[Extracted data entries]
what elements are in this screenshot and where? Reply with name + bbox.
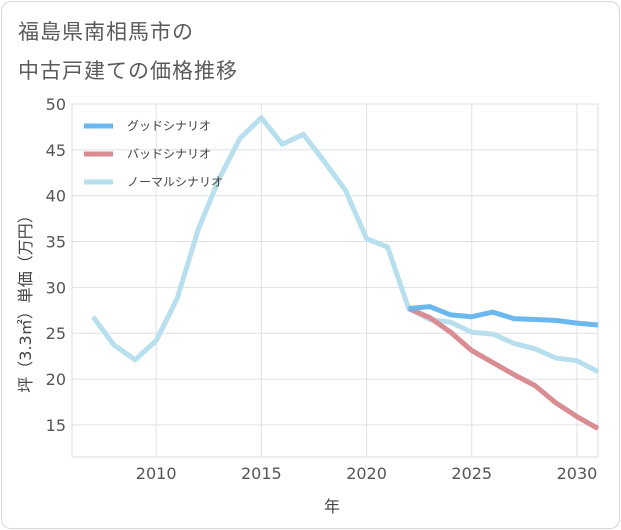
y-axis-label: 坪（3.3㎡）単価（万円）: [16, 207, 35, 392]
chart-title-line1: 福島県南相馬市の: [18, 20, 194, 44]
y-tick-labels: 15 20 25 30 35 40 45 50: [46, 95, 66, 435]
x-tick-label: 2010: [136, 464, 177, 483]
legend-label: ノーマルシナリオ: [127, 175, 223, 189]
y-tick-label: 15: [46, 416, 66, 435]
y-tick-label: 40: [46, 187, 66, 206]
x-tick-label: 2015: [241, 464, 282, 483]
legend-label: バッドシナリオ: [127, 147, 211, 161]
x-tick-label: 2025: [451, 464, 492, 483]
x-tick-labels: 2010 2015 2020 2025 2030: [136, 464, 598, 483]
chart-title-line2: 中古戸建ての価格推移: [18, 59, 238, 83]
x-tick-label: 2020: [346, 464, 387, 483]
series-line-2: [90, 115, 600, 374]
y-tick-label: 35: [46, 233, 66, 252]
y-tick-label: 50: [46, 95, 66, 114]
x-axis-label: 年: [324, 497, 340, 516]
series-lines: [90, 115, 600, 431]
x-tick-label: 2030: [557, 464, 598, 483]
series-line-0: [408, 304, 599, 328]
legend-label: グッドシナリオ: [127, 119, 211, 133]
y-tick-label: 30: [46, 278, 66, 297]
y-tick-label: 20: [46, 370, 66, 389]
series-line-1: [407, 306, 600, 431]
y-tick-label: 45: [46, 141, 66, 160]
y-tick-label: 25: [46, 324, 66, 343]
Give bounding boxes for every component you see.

Work to complete. Rewrite the records with "bbox" switched to "box" and every other part left unchanged. Omit the pictures from your answer.

Exercise response.
what elements are in this screenshot and where? Reply with name + box.
y-axis-label: 坪（3.3㎡）単価（万円）: [16, 207, 35, 392]
chart-title-line1: 福島県南相馬市の: [18, 20, 194, 44]
y-tick-labels: 15 20 25 30 35 40 45 50: [46, 95, 66, 435]
x-tick-label: 2010: [136, 464, 177, 483]
legend-label: ノーマルシナリオ: [127, 175, 223, 189]
y-tick-label: 15: [46, 416, 66, 435]
y-tick-label: 40: [46, 187, 66, 206]
x-tick-label: 2015: [241, 464, 282, 483]
legend-label: バッドシナリオ: [127, 147, 211, 161]
x-tick-label: 2025: [451, 464, 492, 483]
x-tick-labels: 2010 2015 2020 2025 2030: [136, 464, 598, 483]
chart-title-line2: 中古戸建ての価格推移: [18, 59, 238, 83]
x-tick-label: 2020: [346, 464, 387, 483]
series-line-2: [90, 115, 600, 374]
y-tick-label: 35: [46, 233, 66, 252]
y-tick-label: 50: [46, 95, 66, 114]
x-axis-label: 年: [324, 497, 340, 516]
series-lines: [90, 115, 600, 431]
x-tick-label: 2030: [557, 464, 598, 483]
series-line-0: [408, 304, 599, 328]
legend-label: グッドシナリオ: [127, 119, 211, 133]
y-tick-label: 30: [46, 278, 66, 297]
y-tick-label: 20: [46, 370, 66, 389]
series-line-1: [407, 306, 600, 431]
y-tick-label: 45: [46, 141, 66, 160]
y-tick-label: 25: [46, 324, 66, 343]
Give bounding boxes for every component you see.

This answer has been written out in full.